Find every line of the listing below where "this" appears, and copy it.

start Available records

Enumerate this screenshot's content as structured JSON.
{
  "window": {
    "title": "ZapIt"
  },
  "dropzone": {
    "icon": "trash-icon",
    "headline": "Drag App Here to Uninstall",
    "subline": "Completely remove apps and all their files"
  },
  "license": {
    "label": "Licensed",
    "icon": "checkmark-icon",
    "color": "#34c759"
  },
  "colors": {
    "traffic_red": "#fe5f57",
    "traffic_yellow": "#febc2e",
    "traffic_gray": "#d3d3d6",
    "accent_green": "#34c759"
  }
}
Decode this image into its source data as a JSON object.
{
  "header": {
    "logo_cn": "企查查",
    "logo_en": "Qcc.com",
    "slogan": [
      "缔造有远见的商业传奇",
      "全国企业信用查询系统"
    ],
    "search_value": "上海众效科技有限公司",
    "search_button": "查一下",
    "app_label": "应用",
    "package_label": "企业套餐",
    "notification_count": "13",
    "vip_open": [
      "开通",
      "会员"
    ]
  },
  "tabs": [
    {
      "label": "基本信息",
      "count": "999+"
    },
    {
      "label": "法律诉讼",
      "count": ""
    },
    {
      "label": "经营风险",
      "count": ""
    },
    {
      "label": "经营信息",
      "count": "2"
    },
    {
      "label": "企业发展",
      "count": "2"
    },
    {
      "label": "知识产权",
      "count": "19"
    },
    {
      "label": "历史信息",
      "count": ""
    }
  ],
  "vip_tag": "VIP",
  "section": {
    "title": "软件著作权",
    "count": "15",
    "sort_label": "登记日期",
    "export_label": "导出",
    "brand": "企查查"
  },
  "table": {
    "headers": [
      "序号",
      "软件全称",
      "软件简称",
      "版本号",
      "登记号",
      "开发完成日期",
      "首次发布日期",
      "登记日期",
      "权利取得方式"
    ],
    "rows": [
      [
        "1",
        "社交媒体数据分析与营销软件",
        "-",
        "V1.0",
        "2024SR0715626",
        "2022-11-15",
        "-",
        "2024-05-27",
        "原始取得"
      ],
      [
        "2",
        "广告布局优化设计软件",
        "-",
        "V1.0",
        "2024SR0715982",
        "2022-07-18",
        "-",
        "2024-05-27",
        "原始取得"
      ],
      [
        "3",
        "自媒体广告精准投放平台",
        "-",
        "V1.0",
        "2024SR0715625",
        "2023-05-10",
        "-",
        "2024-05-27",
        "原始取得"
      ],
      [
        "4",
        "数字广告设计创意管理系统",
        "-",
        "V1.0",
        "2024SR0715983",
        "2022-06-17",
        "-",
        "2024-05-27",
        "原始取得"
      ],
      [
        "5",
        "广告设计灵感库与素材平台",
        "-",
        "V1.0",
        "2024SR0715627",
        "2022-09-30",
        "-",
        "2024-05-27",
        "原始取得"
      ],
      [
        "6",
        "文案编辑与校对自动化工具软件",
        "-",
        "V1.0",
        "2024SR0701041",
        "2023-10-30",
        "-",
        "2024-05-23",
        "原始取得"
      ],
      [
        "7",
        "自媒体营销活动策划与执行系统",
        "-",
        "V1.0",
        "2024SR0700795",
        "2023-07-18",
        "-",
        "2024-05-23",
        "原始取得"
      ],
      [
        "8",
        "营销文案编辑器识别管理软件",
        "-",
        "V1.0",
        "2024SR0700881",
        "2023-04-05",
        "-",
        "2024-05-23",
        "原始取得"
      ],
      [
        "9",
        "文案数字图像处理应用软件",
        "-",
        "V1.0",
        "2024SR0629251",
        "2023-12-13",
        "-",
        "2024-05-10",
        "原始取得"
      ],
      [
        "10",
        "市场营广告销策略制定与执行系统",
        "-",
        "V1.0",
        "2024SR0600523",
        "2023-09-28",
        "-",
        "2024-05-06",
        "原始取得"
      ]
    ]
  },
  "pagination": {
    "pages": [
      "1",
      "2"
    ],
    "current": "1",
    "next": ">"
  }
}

end Available records

**Answer to the task**:
Enumerate this screenshot's content as structured JSON.
Decode this image into its source data as a JSON object.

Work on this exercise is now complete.